INSTRUCTIONS FOR THE TASK —
Write out the entries, please, from the line containing "Give me the" through their final line, exactly and with nothing else.
EXCERPTED RECORDS start
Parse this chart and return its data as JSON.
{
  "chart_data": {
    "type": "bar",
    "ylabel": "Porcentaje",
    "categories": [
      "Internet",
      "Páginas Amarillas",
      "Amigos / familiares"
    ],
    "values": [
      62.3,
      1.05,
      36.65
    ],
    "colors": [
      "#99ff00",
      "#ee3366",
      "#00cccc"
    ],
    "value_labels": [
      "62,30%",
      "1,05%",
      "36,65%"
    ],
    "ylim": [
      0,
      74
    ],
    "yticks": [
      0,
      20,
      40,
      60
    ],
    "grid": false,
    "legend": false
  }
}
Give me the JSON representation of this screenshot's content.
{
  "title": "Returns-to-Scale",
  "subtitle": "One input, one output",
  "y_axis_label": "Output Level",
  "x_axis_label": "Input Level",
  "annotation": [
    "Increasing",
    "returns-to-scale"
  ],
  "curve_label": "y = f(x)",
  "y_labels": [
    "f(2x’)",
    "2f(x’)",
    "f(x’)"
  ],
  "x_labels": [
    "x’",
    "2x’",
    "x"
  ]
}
EXCERPTED RECORDS end
OUTPUT —
Give me the JSON representation of this screenshot's content.
{
  "title": "Returns-to-Scale",
  "subtitle": "One input, one output",
  "y_axis_label": "Output Level",
  "x_axis_label": "Input Level",
  "annotation": [
    "Increasing",
    "returns-to-scale"
  ],
  "curve_label": "y = f(x)",
  "y_labels": [
    "f(2x’)",
    "2f(x’)",
    "f(x’)"
  ],
  "x_labels": [
    "x’",
    "2x’",
    "x"
  ]
}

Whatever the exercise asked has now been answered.